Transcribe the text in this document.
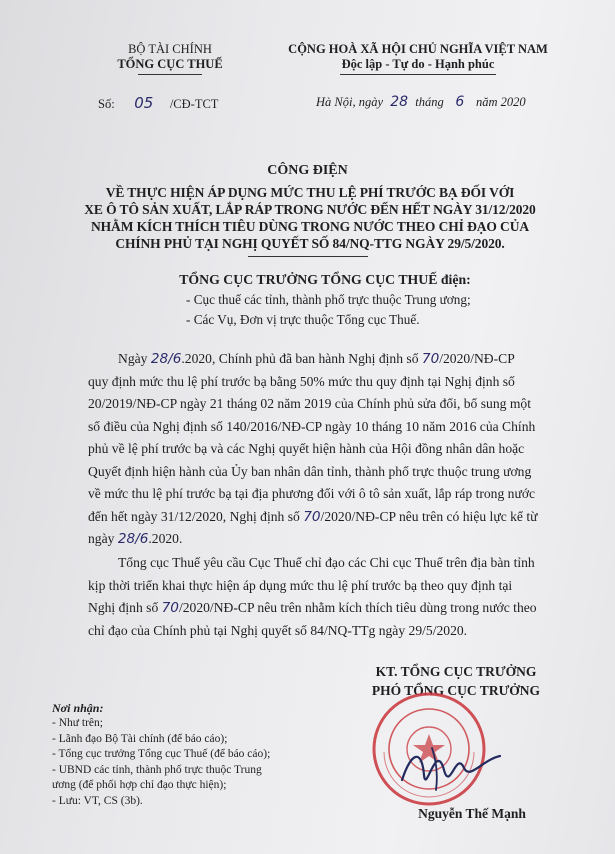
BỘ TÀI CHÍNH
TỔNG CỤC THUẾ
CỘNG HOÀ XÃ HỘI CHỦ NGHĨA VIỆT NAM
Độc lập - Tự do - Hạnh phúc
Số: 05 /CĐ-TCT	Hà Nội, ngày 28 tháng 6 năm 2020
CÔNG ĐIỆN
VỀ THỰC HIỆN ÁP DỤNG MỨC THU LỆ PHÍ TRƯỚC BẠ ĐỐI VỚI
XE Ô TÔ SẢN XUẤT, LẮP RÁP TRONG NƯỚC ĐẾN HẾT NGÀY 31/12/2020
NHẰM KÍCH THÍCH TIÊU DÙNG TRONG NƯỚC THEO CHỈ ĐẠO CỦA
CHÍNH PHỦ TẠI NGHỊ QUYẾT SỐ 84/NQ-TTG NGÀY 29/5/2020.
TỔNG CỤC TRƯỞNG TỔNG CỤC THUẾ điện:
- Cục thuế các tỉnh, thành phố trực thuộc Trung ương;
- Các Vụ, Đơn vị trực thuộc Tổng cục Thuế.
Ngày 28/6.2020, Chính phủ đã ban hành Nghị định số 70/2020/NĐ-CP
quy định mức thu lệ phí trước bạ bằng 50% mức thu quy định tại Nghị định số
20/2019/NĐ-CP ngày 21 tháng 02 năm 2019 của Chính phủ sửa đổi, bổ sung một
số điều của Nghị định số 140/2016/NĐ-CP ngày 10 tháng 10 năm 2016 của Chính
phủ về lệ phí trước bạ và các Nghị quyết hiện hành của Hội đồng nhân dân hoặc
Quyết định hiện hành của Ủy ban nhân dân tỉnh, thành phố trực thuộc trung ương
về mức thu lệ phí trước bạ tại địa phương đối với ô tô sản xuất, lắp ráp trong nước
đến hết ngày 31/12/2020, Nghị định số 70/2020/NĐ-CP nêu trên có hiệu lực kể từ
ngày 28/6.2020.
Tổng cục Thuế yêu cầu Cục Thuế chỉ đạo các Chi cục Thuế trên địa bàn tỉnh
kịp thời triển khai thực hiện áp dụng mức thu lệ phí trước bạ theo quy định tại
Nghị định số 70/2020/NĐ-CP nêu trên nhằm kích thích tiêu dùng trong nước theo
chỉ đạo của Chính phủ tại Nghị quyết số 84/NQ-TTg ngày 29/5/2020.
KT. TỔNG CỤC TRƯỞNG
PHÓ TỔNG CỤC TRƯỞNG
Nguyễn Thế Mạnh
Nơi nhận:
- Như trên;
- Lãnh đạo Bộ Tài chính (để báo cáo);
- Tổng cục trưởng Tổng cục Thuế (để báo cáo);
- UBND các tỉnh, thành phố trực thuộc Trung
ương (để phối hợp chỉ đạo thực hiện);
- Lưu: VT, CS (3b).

··········

Problem to solve
Repeat each entry exactly. Pictures do not belong in the copy.

Solution to the exercise
Transcribe the text in this document.
BỘ TÀI CHÍNH
TỔNG CỤC THUẾ
CỘNG HOÀ XÃ HỘI CHỦ NGHĨA VIỆT NAM
Độc lập - Tự do - Hạnh phúc
Số: 05 /CĐ-TCT	Hà Nội, ngày 28 tháng 6 năm 2020
CÔNG ĐIỆN
VỀ THỰC HIỆN ÁP DỤNG MỨC THU LỆ PHÍ TRƯỚC BẠ ĐỐI VỚI
XE Ô TÔ SẢN XUẤT, LẮP RÁP TRONG NƯỚC ĐẾN HẾT NGÀY 31/12/2020
NHẰM KÍCH THÍCH TIÊU DÙNG TRONG NƯỚC THEO CHỈ ĐẠO CỦA
CHÍNH PHỦ TẠI NGHỊ QUYẾT SỐ 84/NQ-TTG NGÀY 29/5/2020.
TỔNG CỤC TRƯỞNG TỔNG CỤC THUẾ điện:
- Cục thuế các tỉnh, thành phố trực thuộc Trung ương;
- Các Vụ, Đơn vị trực thuộc Tổng cục Thuế.
Ngày 28/6.2020, Chính phủ đã ban hành Nghị định số 70/2020/NĐ-CP
quy định mức thu lệ phí trước bạ bằng 50% mức thu quy định tại Nghị định số
20/2019/NĐ-CP ngày 21 tháng 02 năm 2019 của Chính phủ sửa đổi, bổ sung một
số điều của Nghị định số 140/2016/NĐ-CP ngày 10 tháng 10 năm 2016 của Chính
phủ về lệ phí trước bạ và các Nghị quyết hiện hành của Hội đồng nhân dân hoặc
Quyết định hiện hành của Ủy ban nhân dân tỉnh, thành phố trực thuộc trung ương
về mức thu lệ phí trước bạ tại địa phương đối với ô tô sản xuất, lắp ráp trong nước
đến hết ngày 31/12/2020, Nghị định số 70/2020/NĐ-CP nêu trên có hiệu lực kể từ
ngày 28/6.2020.
Tổng cục Thuế yêu cầu Cục Thuế chỉ đạo các Chi cục Thuế trên địa bàn tỉnh
kịp thời triển khai thực hiện áp dụng mức thu lệ phí trước bạ theo quy định tại
Nghị định số 70/2020/NĐ-CP nêu trên nhằm kích thích tiêu dùng trong nước theo
chỉ đạo của Chính phủ tại Nghị quyết số 84/NQ-TTg ngày 29/5/2020.
KT. TỔNG CỤC TRƯỞNG
PHÓ TỔNG CỤC TRƯỞNG
Nguyễn Thế Mạnh
Nơi nhận:
- Như trên;
- Lãnh đạo Bộ Tài chính (để báo cáo);
- Tổng cục trưởng Tổng cục Thuế (để báo cáo);
- UBND các tỉnh, thành phố trực thuộc Trung
ương (để phối hợp chỉ đạo thực hiện);
- Lưu: VT, CS (3b).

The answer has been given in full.